## DIRECTIONS FOR THIS TASK
Copy all lines in which the word "числа" can be found.

(begin)

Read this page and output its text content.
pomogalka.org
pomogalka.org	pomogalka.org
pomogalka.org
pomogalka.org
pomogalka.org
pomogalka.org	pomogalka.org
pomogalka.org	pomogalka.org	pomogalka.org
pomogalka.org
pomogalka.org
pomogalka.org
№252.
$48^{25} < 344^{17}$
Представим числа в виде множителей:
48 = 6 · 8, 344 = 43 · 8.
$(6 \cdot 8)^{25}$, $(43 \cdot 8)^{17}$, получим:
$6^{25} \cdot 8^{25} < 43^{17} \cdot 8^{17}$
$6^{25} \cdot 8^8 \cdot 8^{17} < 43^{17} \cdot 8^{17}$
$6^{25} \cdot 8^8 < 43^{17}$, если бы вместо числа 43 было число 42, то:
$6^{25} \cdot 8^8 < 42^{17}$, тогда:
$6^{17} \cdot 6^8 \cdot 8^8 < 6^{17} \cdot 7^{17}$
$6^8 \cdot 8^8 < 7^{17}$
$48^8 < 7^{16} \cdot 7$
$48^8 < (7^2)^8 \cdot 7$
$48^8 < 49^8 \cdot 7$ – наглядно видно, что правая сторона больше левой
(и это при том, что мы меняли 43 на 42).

(end)

## IN RESPONSE
Представим числа в виде множителей:
$6^{25} \cdot 8^8 < 43^{17}$, если бы вместо числа 43 было число 42, то:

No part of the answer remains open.